-- WHAT IS EXPECTED --
Copy every line of the listing that holds the string "screenshot".

-- MATERIALS PROVIDED --
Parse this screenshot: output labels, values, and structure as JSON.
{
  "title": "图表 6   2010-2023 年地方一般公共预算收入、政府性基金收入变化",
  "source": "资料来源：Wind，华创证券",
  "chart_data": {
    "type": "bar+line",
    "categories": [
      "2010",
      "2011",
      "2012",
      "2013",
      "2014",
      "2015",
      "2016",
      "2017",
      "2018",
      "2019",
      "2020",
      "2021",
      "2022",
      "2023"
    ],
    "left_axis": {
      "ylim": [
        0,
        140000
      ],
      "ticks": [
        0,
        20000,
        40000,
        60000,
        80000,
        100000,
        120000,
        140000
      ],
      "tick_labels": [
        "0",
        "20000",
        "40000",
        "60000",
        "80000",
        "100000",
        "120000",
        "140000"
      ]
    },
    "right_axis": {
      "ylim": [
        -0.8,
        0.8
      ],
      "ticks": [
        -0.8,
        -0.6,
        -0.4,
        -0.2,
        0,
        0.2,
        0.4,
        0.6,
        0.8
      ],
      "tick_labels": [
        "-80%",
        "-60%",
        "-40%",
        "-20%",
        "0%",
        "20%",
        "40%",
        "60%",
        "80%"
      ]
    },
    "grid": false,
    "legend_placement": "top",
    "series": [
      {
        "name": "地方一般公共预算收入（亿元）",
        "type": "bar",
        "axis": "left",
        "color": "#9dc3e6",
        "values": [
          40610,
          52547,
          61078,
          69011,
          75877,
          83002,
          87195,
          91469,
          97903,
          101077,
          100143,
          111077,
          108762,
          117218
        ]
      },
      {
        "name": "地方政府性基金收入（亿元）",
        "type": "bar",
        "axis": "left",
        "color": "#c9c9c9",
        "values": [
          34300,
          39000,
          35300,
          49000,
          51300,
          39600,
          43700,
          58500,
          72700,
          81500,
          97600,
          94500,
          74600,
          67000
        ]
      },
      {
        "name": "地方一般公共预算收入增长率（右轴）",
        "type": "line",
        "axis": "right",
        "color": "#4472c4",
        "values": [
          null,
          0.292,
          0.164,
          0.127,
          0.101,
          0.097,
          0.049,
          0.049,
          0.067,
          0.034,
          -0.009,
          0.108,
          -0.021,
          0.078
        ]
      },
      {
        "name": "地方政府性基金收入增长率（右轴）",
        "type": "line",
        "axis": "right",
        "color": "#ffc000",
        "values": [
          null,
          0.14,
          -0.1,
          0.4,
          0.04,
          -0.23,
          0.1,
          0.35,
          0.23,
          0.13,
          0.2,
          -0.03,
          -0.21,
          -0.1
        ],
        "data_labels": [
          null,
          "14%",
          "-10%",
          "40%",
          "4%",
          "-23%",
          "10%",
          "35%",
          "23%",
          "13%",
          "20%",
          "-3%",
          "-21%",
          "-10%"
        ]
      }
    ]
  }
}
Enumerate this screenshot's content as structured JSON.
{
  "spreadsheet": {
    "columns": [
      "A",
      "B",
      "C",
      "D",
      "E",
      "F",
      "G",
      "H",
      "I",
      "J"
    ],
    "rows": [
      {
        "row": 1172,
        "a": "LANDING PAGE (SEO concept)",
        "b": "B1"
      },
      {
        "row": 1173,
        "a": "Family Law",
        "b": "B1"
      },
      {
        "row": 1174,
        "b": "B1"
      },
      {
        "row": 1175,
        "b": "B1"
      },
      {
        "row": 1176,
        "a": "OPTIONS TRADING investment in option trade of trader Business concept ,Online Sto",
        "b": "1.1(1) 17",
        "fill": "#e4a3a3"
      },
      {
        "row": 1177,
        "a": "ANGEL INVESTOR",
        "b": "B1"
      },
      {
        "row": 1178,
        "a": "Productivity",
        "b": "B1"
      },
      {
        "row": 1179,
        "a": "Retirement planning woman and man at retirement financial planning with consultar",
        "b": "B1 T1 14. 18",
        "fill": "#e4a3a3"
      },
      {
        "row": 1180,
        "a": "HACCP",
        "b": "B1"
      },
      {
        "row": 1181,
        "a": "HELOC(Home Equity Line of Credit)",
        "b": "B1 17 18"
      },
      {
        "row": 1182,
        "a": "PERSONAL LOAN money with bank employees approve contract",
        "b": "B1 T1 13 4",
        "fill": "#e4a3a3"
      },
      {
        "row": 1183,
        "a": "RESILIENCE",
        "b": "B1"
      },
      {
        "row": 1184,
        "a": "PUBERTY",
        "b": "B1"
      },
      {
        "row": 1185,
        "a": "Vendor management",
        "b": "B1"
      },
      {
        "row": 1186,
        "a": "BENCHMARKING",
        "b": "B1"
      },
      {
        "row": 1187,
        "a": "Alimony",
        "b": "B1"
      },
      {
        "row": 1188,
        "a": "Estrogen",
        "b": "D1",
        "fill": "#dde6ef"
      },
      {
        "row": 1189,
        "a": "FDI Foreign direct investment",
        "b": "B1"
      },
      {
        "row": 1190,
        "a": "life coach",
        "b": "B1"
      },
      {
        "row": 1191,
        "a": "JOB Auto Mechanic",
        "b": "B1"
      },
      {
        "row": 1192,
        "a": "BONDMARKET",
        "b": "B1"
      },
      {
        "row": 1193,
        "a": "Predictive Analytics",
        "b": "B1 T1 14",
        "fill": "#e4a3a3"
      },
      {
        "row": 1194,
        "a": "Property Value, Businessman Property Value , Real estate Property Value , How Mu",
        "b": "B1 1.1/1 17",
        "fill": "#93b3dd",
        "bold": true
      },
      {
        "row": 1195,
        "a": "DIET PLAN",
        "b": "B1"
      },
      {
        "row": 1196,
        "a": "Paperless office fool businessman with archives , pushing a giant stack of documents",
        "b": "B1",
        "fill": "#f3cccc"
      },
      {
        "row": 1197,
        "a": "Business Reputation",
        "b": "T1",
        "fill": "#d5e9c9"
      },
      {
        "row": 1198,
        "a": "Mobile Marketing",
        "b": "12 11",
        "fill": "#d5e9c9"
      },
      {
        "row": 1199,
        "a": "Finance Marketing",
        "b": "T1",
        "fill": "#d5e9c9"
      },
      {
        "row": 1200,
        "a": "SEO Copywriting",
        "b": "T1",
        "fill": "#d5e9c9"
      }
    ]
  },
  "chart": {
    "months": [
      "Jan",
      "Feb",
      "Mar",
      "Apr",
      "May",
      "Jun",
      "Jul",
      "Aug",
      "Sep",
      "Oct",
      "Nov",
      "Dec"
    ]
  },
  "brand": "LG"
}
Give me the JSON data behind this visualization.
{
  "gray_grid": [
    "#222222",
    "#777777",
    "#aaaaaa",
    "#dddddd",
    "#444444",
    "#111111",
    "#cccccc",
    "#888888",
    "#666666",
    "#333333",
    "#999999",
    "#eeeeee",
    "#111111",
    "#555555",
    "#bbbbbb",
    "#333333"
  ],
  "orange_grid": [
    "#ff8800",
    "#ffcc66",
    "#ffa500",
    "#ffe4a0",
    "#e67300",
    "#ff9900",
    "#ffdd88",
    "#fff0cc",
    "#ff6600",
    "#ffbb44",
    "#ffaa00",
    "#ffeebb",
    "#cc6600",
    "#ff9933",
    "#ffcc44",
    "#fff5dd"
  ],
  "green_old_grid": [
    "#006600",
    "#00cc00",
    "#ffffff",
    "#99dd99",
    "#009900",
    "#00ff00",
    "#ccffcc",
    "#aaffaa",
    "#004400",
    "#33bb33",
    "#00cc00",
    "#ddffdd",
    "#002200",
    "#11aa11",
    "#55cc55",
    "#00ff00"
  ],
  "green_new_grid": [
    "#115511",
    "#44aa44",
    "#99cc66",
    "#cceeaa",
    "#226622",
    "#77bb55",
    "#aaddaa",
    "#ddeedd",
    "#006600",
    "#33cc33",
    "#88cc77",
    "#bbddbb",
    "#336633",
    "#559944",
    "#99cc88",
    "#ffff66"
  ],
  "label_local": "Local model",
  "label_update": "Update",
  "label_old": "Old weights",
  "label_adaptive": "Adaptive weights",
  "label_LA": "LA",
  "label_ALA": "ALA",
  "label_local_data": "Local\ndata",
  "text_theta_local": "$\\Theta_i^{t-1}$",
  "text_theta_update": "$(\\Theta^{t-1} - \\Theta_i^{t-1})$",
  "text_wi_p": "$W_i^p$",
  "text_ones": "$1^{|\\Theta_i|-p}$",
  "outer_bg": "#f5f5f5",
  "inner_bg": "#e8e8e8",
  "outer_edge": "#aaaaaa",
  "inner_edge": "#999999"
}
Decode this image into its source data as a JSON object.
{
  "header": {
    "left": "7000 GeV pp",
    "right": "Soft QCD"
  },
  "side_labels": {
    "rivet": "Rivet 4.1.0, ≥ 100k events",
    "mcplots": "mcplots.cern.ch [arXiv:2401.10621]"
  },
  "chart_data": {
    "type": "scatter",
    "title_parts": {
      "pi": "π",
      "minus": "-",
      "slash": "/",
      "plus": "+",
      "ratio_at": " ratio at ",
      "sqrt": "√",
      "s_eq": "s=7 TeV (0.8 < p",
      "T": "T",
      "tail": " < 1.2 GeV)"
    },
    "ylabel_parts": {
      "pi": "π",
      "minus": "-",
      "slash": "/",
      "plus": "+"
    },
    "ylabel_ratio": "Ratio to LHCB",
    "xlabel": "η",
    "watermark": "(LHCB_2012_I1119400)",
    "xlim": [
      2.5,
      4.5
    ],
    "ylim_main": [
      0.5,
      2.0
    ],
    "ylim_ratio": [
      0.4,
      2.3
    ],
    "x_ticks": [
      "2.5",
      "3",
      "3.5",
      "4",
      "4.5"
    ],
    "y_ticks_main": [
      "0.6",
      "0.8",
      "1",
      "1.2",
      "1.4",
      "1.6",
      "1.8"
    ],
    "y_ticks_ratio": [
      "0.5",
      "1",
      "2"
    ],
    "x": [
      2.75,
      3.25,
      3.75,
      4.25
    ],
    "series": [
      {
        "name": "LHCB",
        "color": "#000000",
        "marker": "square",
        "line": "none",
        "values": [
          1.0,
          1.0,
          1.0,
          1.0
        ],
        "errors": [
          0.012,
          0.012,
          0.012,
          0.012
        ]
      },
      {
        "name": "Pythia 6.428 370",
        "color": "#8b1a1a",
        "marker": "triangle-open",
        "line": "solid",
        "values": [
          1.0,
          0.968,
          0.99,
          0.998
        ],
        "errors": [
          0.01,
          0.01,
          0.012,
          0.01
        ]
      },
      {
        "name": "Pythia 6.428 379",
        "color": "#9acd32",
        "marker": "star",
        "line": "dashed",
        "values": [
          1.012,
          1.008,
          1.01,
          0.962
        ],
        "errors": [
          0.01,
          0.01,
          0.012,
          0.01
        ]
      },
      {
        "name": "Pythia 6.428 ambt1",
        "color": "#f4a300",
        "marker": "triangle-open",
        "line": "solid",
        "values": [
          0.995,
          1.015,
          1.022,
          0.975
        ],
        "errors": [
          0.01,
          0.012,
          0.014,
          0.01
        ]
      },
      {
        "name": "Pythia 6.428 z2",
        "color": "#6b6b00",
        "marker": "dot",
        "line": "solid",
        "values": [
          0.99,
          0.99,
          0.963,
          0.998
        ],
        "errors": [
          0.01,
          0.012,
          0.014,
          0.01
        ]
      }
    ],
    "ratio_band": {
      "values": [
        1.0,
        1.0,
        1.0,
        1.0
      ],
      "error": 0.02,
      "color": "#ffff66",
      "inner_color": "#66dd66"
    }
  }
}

-- RESULT OF THE EXERCISE --
Parse this screenshot: output labels, values, and structure as JSON.
Enumerate this screenshot's content as structured JSON.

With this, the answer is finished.